EXERCISE » Copy every line of the entries below word for word, leaving out the pictures.

EXTRACTED MATERIAL »
━━━━━━━━
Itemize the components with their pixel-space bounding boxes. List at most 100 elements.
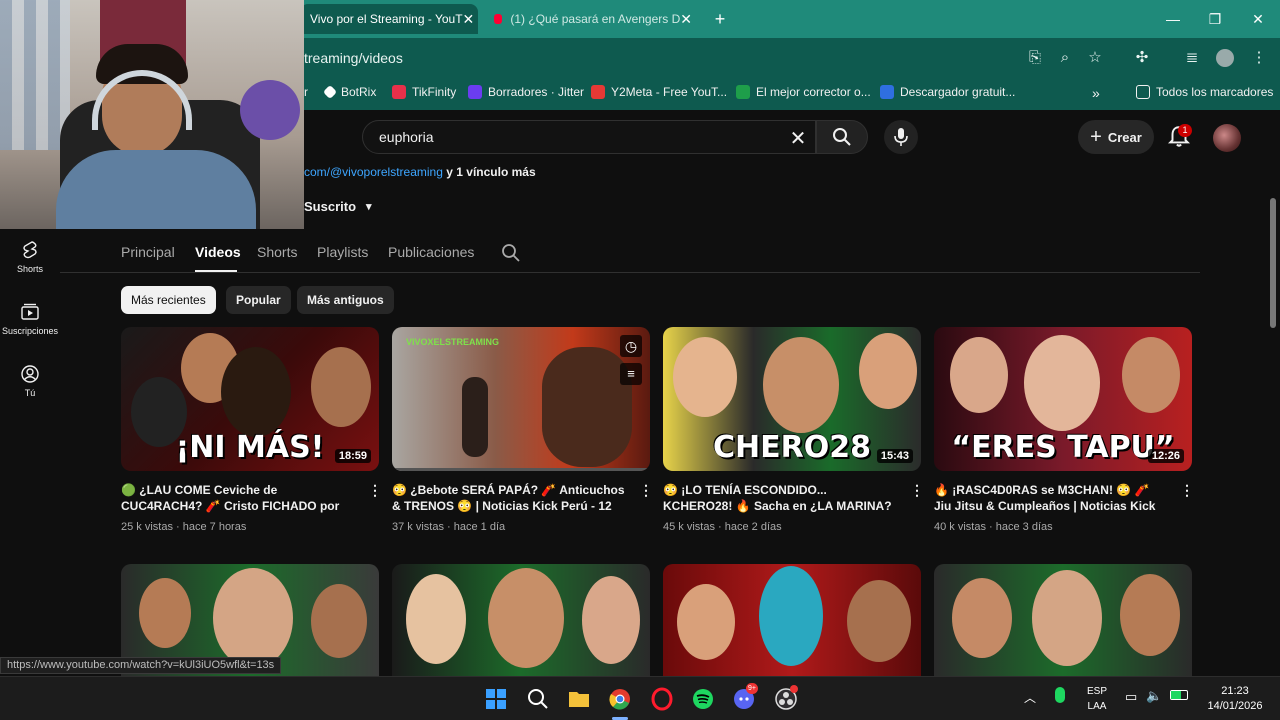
- language-indicator[interactable]: ESP LAA: [1082, 684, 1112, 714]
- thumbnail-person: [462, 377, 488, 457]
- tab-avengers[interactable]: (1) ¿Qué pasará en Avengers D ✕: [484, 4, 702, 34]
- video-thumbnail[interactable]: “ERES TAPU” 12:26: [934, 327, 1192, 471]
- more-options-icon[interactable]: ⋮: [368, 482, 382, 499]
- tab-playlists[interactable]: Playlists: [317, 244, 368, 260]
- install-app-icon[interactable]: ⎘: [1026, 49, 1044, 67]
- video-thumbnail[interactable]: [934, 564, 1192, 676]
- channel-link[interactable]: com/@vivoporelstreaming: [304, 165, 443, 179]
- all-bookmarks-folder[interactable]: Todos los marcadores: [1136, 85, 1273, 99]
- sidebar-item-subscriptions[interactable]: Suscripciones: [0, 302, 60, 336]
- bookmark-tikfinity[interactable]: TikFinity: [392, 85, 456, 99]
- search-button[interactable]: [816, 120, 868, 154]
- battery-icon[interactable]: [1170, 690, 1188, 700]
- new-tab-button[interactable]: +: [710, 8, 730, 30]
- extensions-icon[interactable]: ✣: [1133, 49, 1151, 67]
- zoom-icon[interactable]: ⌕: [1056, 49, 1074, 67]
- menu-icon[interactable]: ⋮: [1250, 49, 1268, 67]
- more-options-icon[interactable]: ⋮: [1180, 482, 1194, 499]
- thumbnail-person: [1122, 337, 1180, 413]
- close-window-icon[interactable]: ✕: [1243, 8, 1273, 30]
- thumbnail-person: [582, 576, 640, 664]
- create-button[interactable]: + Crear: [1078, 120, 1154, 154]
- tab-vivo-streaming[interactable]: Vivo por el Streaming - YouT ✕: [300, 4, 478, 34]
- search-input[interactable]: euphoria: [379, 129, 434, 145]
- clear-search-icon[interactable]: ✕: [787, 126, 809, 151]
- media-control-icon[interactable]: ≣: [1183, 49, 1201, 67]
- discord-badge: 9+: [746, 683, 758, 694]
- tab-label: Vivo por el Streaming - YouT: [310, 12, 463, 26]
- tab-publicaciones[interactable]: Publicaciones: [388, 244, 474, 260]
- bookmark-corrector[interactable]: El mejor corrector o...: [736, 85, 871, 99]
- you-icon: [21, 365, 39, 383]
- bookmark-star-icon[interactable]: ☆: [1086, 49, 1104, 67]
- thumbnail-person: [139, 578, 191, 648]
- sidebar-label: Tú: [24, 388, 36, 398]
- minimize-icon[interactable]: —: [1158, 8, 1188, 30]
- tab-shorts[interactable]: Shorts: [257, 244, 297, 260]
- url-field[interactable]: treaming/videos: [304, 50, 403, 66]
- video-title[interactable]: 🔥 ¡RASC4D0RAS se M3CHAN! 😳 🧨 Jiu Jitsu &…: [934, 482, 1170, 514]
- tab-videos[interactable]: Videos: [195, 244, 241, 260]
- user-avatar[interactable]: [1213, 124, 1241, 152]
- sidebar-item-you[interactable]: Tú: [0, 364, 60, 398]
- video-thumbnail[interactable]: [663, 564, 921, 676]
- thumbnail-person: [1032, 570, 1102, 666]
- profile-icon[interactable]: [1216, 49, 1234, 67]
- thumbnail-person: [311, 347, 371, 427]
- youtube-icon: [494, 14, 503, 24]
- chip-mas-antiguos[interactable]: Más antiguos: [297, 286, 394, 314]
- video-title[interactable]: 🟢 ¿LAU COME Ceviche de CUC4RACH4? 🧨 Cris…: [121, 482, 357, 514]
- bookmark-descargador[interactable]: Descargador gratuit...: [880, 85, 1015, 99]
- close-icon[interactable]: ✕: [463, 11, 475, 28]
- close-icon[interactable]: ✕: [680, 11, 692, 28]
- more-options-icon[interactable]: ⋮: [639, 482, 653, 499]
- clock[interactable]: 21:23 14/01/2026: [1200, 684, 1270, 714]
- sidebar-item-shorts[interactable]: Shorts: [0, 240, 60, 274]
- chip-mas-recientes[interactable]: Más recientes: [121, 286, 216, 314]
- video-meta: 40 k vistas · hace 3 días: [934, 521, 1053, 533]
- bookmark-y2meta[interactable]: Y2Meta - Free YouT...: [591, 85, 727, 99]
- microphone-tray-icon[interactable]: [1055, 687, 1065, 703]
- more-bookmarks-icon[interactable]: »: [1092, 85, 1100, 101]
- more-links[interactable]: y 1 vínculo más: [446, 165, 535, 179]
- thumbnail-person: [763, 337, 839, 433]
- spotify-icon[interactable]: [691, 687, 715, 711]
- video-thumbnail[interactable]: CHERO28 15:43: [663, 327, 921, 471]
- bookmark-jitter[interactable]: Borradores · Jitter: [468, 85, 584, 99]
- thumbnail-person: [1120, 574, 1180, 656]
- restore-icon[interactable]: ❐: [1200, 8, 1230, 30]
- search-icon[interactable]: [526, 687, 550, 711]
- tray-chevron-icon[interactable]: ︿: [1024, 689, 1036, 706]
- watch-later-icon[interactable]: ◷: [620, 335, 642, 357]
- create-label: Crear: [1107, 129, 1142, 145]
- search-box[interactable]: euphoria ✕: [362, 120, 816, 154]
- more-options-icon[interactable]: ⋮: [910, 482, 924, 499]
- search-icon: [833, 128, 851, 146]
- scrollbar-thumb[interactable]: [1270, 198, 1276, 328]
- video-thumbnail[interactable]: VIVOXELSTREAMING ◷ ≡: [392, 327, 650, 471]
- y2meta-icon: [591, 85, 605, 99]
- chip-popular[interactable]: Popular: [226, 286, 291, 314]
- thumbnail-person: [1024, 335, 1100, 431]
- voice-search-button[interactable]: [884, 120, 918, 154]
- bookmark-botrix[interactable]: BotRix: [322, 84, 376, 100]
- add-to-queue-icon[interactable]: ≡: [620, 363, 642, 385]
- video-thumbnail[interactable]: ¡NI MÁS! 18:59: [121, 327, 379, 471]
- subscribed-button[interactable]: Suscrito ▾: [304, 199, 372, 214]
- file-explorer-icon[interactable]: [567, 687, 591, 711]
- opera-icon[interactable]: [650, 687, 674, 711]
- video-title[interactable]: 😳 ¡LO TENÍA ESCONDIDO... KCHERO28! 🔥 Sac…: [663, 482, 899, 514]
- windows-start-icon[interactable]: [484, 687, 508, 711]
- thumbnail-person: [406, 574, 466, 664]
- thumbnail-person: [542, 347, 632, 467]
- subscribed-label: Suscrito: [304, 199, 357, 214]
- channel-search-icon[interactable]: [501, 243, 521, 263]
- tab-principal[interactable]: Principal: [121, 244, 175, 260]
- clock-time: 21:23: [1221, 685, 1249, 697]
- chrome-icon[interactable]: [608, 687, 632, 711]
- volume-icon[interactable]: 🔈: [1146, 688, 1162, 704]
- display-icon[interactable]: ▭: [1125, 689, 1137, 705]
- video-title[interactable]: 😳 ¿Bebote SERÁ PAPÁ? 🧨 Anticuchos & TREN…: [392, 482, 628, 514]
- bookmark-item[interactable]: r: [304, 85, 308, 99]
- video-thumbnail[interactable]: [392, 564, 650, 676]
━━━━━━━━
COMPLETED EXERCISE »
Itemize the components with their pixel-space bounding boxes. List at most 100 elements.
- language-indicator[interactable]: ESP LAA: [1082, 684, 1112, 714]
- thumbnail-person: [462, 377, 488, 457]
- tab-avengers[interactable]: (1) ¿Qué pasará en Avengers D ✕: [484, 4, 702, 34]
- video-thumbnail[interactable]: “ERES TAPU” 12:26: [934, 327, 1192, 471]
- more-options-icon[interactable]: ⋮: [368, 482, 382, 499]
- tab-playlists[interactable]: Playlists: [317, 244, 368, 260]
- install-app-icon[interactable]: ⎘: [1026, 49, 1044, 67]
- video-thumbnail[interactable]: [934, 564, 1192, 676]
- channel-link[interactable]: com/@vivoporelstreaming: [304, 165, 443, 179]
- all-bookmarks-folder[interactable]: Todos los marcadores: [1136, 85, 1273, 99]
- sidebar-item-subscriptions[interactable]: Suscripciones: [0, 302, 60, 336]
- bookmark-tikfinity[interactable]: TikFinity: [392, 85, 456, 99]
- search-button[interactable]: [816, 120, 868, 154]
- battery-icon[interactable]: [1170, 690, 1188, 700]
- new-tab-button[interactable]: +: [710, 8, 730, 30]
- extensions-icon[interactable]: ✣: [1133, 49, 1151, 67]
- zoom-icon[interactable]: ⌕: [1056, 49, 1074, 67]
- menu-icon[interactable]: ⋮: [1250, 49, 1268, 67]
- more-options-icon[interactable]: ⋮: [1180, 482, 1194, 499]
- thumbnail-person: [1122, 337, 1180, 413]
- close-window-icon[interactable]: ✕: [1243, 8, 1273, 30]
- thumbnail-person: [582, 576, 640, 664]
- create-button[interactable]: + Crear: [1078, 120, 1154, 154]
- tab-vivo-streaming[interactable]: Vivo por el Streaming - YouT ✕: [300, 4, 478, 34]
- search-input[interactable]: euphoria: [379, 129, 434, 145]
- clear-search-icon[interactable]: ✕: [787, 126, 809, 151]
- media-control-icon[interactable]: ≣: [1183, 49, 1201, 67]
- discord-badge: 9+: [746, 683, 758, 694]
- tab-label: Vivo por el Streaming - YouT: [310, 12, 463, 26]
- tab-publicaciones[interactable]: Publicaciones: [388, 244, 474, 260]
- bookmark-corrector[interactable]: El mejor corrector o...: [736, 85, 871, 99]
- you-icon: [21, 365, 39, 383]
- bookmark-star-icon[interactable]: ☆: [1086, 49, 1104, 67]
- thumbnail-person: [139, 578, 191, 648]
- sidebar-label: Tú: [24, 388, 36, 398]
- minimize-icon[interactable]: —: [1158, 8, 1188, 30]
- tab-shorts[interactable]: Shorts: [257, 244, 297, 260]
- url-field[interactable]: treaming/videos: [304, 50, 403, 66]
- video-title[interactable]: 🔥 ¡RASC4D0RAS se M3CHAN! 😳 🧨 Jiu Jitsu &…: [934, 482, 1170, 514]
- tab-videos[interactable]: Videos: [195, 244, 241, 260]
- user-avatar[interactable]: [1213, 124, 1241, 152]
- sidebar-item-you[interactable]: Tú: [0, 364, 60, 398]
- video-thumbnail[interactable]: [663, 564, 921, 676]
- thumbnail-person: [1032, 570, 1102, 666]
- profile-icon[interactable]: [1216, 49, 1234, 67]
- thumbnail-person: [311, 347, 371, 427]
- youtube-icon: [494, 14, 503, 24]
- chip-mas-antiguos[interactable]: Más antiguos: [297, 286, 394, 314]
- video-title[interactable]: 🟢 ¿LAU COME Ceviche de CUC4RACH4? 🧨 Cris…: [121, 482, 357, 514]
- bookmark-descargador[interactable]: Descargador gratuit...: [880, 85, 1015, 99]
- close-icon[interactable]: ✕: [463, 11, 475, 28]
- close-icon[interactable]: ✕: [680, 11, 692, 28]
- more-options-icon[interactable]: ⋮: [639, 482, 653, 499]
- clock[interactable]: 21:23 14/01/2026: [1200, 684, 1270, 714]
- sidebar-item-shorts[interactable]: Shorts: [0, 240, 60, 274]
- chip-mas-recientes[interactable]: Más recientes: [121, 286, 216, 314]
- video-meta: 40 k vistas · hace 3 días: [934, 521, 1053, 533]
- bookmark-y2meta[interactable]: Y2Meta - Free YouT...: [591, 85, 727, 99]
- microphone-tray-icon[interactable]: [1055, 687, 1065, 703]
- more-bookmarks-icon[interactable]: »: [1092, 85, 1100, 101]
- more-links[interactable]: y 1 vínculo más: [446, 165, 535, 179]
- thumbnail-person: [763, 337, 839, 433]
- spotify-icon[interactable]: [691, 687, 715, 711]
- video-thumbnail[interactable]: CHERO28 15:43: [663, 327, 921, 471]
- bookmark-jitter[interactable]: Borradores · Jitter: [468, 85, 584, 99]
- thumbnail-person: [1120, 574, 1180, 656]
- restore-icon[interactable]: ❐: [1200, 8, 1230, 30]
- search-icon[interactable]: [526, 687, 550, 711]
- tray-chevron-icon[interactable]: ︿: [1024, 689, 1036, 706]
- watch-later-icon[interactable]: ◷: [620, 335, 642, 357]
- create-label: Crear: [1107, 129, 1142, 145]
- search-box[interactable]: euphoria ✕: [362, 120, 816, 154]
- more-options-icon[interactable]: ⋮: [910, 482, 924, 499]
- search-icon: [833, 128, 851, 146]
- scrollbar-thumb[interactable]: [1270, 198, 1276, 328]
- video-thumbnail[interactable]: VIVOXELSTREAMING ◷ ≡: [392, 327, 650, 471]
- y2meta-icon: [591, 85, 605, 99]
- chip-popular[interactable]: Popular: [226, 286, 291, 314]
- thumbnail-person: [1024, 335, 1100, 431]
- voice-search-button[interactable]: [884, 120, 918, 154]
- bookmark-botrix[interactable]: BotRix: [322, 84, 376, 100]
- add-to-queue-icon[interactable]: ≡: [620, 363, 642, 385]
- video-thumbnail[interactable]: ¡NI MÁS! 18:59: [121, 327, 379, 471]
- subscribed-button[interactable]: Suscrito ▾: [304, 199, 372, 214]
- file-explorer-icon[interactable]: [567, 687, 591, 711]
- opera-icon[interactable]: [650, 687, 674, 711]
- video-title[interactable]: 😳 ¡LO TENÍA ESCONDIDO... KCHERO28! 🔥 Sac…: [663, 482, 899, 514]
- windows-start-icon[interactable]: [484, 687, 508, 711]
- thumbnail-person: [406, 574, 466, 664]
- thumbnail-person: [542, 347, 632, 467]
- subscribed-label: Suscrito: [304, 199, 357, 214]
- channel-search-icon[interactable]: [501, 243, 521, 263]
- tab-principal[interactable]: Principal: [121, 244, 175, 260]
- clock-time: 21:23: [1221, 685, 1249, 697]
- chrome-icon[interactable]: [608, 687, 632, 711]
- volume-icon[interactable]: 🔈: [1146, 688, 1162, 704]
- display-icon[interactable]: ▭: [1125, 689, 1137, 705]
- video-title[interactable]: 😳 ¿Bebote SERÁ PAPÁ? 🧨 Anticuchos & TREN…: [392, 482, 628, 514]
- bookmark-item[interactable]: r: [304, 85, 308, 99]
- video-thumbnail[interactable]: [392, 564, 650, 676]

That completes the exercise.